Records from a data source
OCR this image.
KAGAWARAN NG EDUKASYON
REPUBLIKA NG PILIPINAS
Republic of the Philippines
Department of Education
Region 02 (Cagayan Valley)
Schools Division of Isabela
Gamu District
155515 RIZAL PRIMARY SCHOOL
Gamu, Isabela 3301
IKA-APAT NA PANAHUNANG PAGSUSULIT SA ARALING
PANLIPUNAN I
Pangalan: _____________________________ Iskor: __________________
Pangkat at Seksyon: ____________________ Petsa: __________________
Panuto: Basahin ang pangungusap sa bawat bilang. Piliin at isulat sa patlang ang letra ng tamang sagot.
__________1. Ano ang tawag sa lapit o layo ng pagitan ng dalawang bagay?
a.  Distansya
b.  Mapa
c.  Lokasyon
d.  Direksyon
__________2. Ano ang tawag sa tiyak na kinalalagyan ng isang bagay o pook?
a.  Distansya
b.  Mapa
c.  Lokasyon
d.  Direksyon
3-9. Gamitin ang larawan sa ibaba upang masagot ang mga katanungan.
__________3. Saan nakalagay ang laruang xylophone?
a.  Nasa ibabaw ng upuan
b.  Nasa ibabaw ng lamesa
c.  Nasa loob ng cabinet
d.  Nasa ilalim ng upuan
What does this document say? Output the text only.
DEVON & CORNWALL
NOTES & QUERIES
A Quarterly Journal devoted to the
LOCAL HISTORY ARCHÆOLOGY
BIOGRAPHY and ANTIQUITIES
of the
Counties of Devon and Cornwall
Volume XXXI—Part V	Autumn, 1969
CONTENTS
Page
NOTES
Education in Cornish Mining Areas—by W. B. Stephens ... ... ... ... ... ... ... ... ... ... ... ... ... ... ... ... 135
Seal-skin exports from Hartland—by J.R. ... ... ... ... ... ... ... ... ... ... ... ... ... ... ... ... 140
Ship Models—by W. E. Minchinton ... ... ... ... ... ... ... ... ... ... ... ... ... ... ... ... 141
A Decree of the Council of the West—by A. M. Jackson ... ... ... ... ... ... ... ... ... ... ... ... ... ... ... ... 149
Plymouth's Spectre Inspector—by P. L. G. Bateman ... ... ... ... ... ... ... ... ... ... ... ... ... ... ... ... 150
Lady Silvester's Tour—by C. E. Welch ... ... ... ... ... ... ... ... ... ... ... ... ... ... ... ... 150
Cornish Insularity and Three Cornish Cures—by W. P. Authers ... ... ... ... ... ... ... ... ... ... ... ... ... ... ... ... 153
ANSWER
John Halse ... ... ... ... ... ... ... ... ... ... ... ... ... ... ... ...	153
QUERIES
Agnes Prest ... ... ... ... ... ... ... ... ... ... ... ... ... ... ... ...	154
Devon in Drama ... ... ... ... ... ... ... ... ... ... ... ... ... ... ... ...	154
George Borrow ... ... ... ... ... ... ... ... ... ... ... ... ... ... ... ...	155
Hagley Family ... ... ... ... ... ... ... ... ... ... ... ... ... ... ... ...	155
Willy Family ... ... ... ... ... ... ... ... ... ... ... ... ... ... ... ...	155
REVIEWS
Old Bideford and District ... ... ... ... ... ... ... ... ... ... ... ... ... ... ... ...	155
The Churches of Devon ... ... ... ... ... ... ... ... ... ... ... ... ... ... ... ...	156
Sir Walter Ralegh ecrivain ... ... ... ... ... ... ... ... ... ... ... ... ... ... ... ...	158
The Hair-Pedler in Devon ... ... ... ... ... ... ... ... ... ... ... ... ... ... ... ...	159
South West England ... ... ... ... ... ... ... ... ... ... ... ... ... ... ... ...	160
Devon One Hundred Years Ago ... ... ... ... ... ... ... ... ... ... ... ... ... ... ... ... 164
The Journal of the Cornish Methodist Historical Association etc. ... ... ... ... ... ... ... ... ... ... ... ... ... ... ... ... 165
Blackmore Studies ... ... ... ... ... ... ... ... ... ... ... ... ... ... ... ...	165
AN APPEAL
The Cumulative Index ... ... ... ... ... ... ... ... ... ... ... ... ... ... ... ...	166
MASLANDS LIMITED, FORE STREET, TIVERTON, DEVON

> **YOUR INSTRUCTIONS**
Type the whole listing again, unaltered.

> **SOLUTION BELOW**
OCR this image.
KAGAWARAN NG EDUKASYON
REPUBLIKA NG PILIPINAS
Republic of the Philippines
Department of Education
Region 02 (Cagayan Valley)
Schools Division of Isabela
Gamu District
155515 RIZAL PRIMARY SCHOOL
Gamu, Isabela 3301
IKA-APAT NA PANAHUNANG PAGSUSULIT SA ARALING
PANLIPUNAN I
Pangalan: _____________________________ Iskor: __________________
Pangkat at Seksyon: ____________________ Petsa: __________________
Panuto: Basahin ang pangungusap sa bawat bilang. Piliin at isulat sa patlang ang letra ng tamang sagot.
__________1. Ano ang tawag sa lapit o layo ng pagitan ng dalawang bagay?
a.  Distansya
b.  Mapa
c.  Lokasyon
d.  Direksyon
__________2. Ano ang tawag sa tiyak na kinalalagyan ng isang bagay o pook?
a.  Distansya
b.  Mapa
c.  Lokasyon
d.  Direksyon
3-9. Gamitin ang larawan sa ibaba upang masagot ang mga katanungan.
__________3. Saan nakalagay ang laruang xylophone?
a.  Nasa ibabaw ng upuan
b.  Nasa ibabaw ng lamesa
c.  Nasa loob ng cabinet
d.  Nasa ilalim ng upuan
What does this document say? Output the text only.
DEVON & CORNWALL
NOTES & QUERIES
A Quarterly Journal devoted to the
LOCAL HISTORY ARCHÆOLOGY
BIOGRAPHY and ANTIQUITIES
of the
Counties of Devon and Cornwall
Volume XXXI—Part V	Autumn, 1969
CONTENTS
Page
NOTES
Education in Cornish Mining Areas—by W. B. Stephens ... ... ... ... ... ... ... ... ... ... ... ... ... ... ... ... 135
Seal-skin exports from Hartland—by J.R. ... ... ... ... ... ... ... ... ... ... ... ... ... ... ... ... 140
Ship Models—by W. E. Minchinton ... ... ... ... ... ... ... ... ... ... ... ... ... ... ... ... 141
A Decree of the Council of the West—by A. M. Jackson ... ... ... ... ... ... ... ... ... ... ... ... ... ... ... ... 149
Plymouth's Spectre Inspector—by P. L. G. Bateman ... ... ... ... ... ... ... ... ... ... ... ... ... ... ... ... 150
Lady Silvester's Tour—by C. E. Welch ... ... ... ... ... ... ... ... ... ... ... ... ... ... ... ... 150
Cornish Insularity and Three Cornish Cures—by W. P. Authers ... ... ... ... ... ... ... ... ... ... ... ... ... ... ... ... 153
ANSWER
John Halse ... ... ... ... ... ... ... ... ... ... ... ... ... ... ... ...	153
QUERIES
Agnes Prest ... ... ... ... ... ... ... ... ... ... ... ... ... ... ... ...	154
Devon in Drama ... ... ... ... ... ... ... ... ... ... ... ... ... ... ... ...	154
George Borrow ... ... ... ... ... ... ... ... ... ... ... ... ... ... ... ...	155
Hagley Family ... ... ... ... ... ... ... ... ... ... ... ... ... ... ... ...	155
Willy Family ... ... ... ... ... ... ... ... ... ... ... ... ... ... ... ...	155
REVIEWS
Old Bideford and District ... ... ... ... ... ... ... ... ... ... ... ... ... ... ... ...	155
The Churches of Devon ... ... ... ... ... ... ... ... ... ... ... ... ... ... ... ...	156
Sir Walter Ralegh ecrivain ... ... ... ... ... ... ... ... ... ... ... ... ... ... ... ...	158
The Hair-Pedler in Devon ... ... ... ... ... ... ... ... ... ... ... ... ... ... ... ...	159
South West England ... ... ... ... ... ... ... ... ... ... ... ... ... ... ... ...	160
Devon One Hundred Years Ago ... ... ... ... ... ... ... ... ... ... ... ... ... ... ... ... 164
The Journal of the Cornish Methodist Historical Association etc. ... ... ... ... ... ... ... ... ... ... ... ... ... ... ... ... 165
Blackmore Studies ... ... ... ... ... ... ... ... ... ... ... ... ... ... ... ...	165
AN APPEAL
The Cumulative Index ... ... ... ... ... ... ... ... ... ... ... ... ... ... ... ...	166
MASLANDS LIMITED, FORE STREET, TIVERTON, DEVON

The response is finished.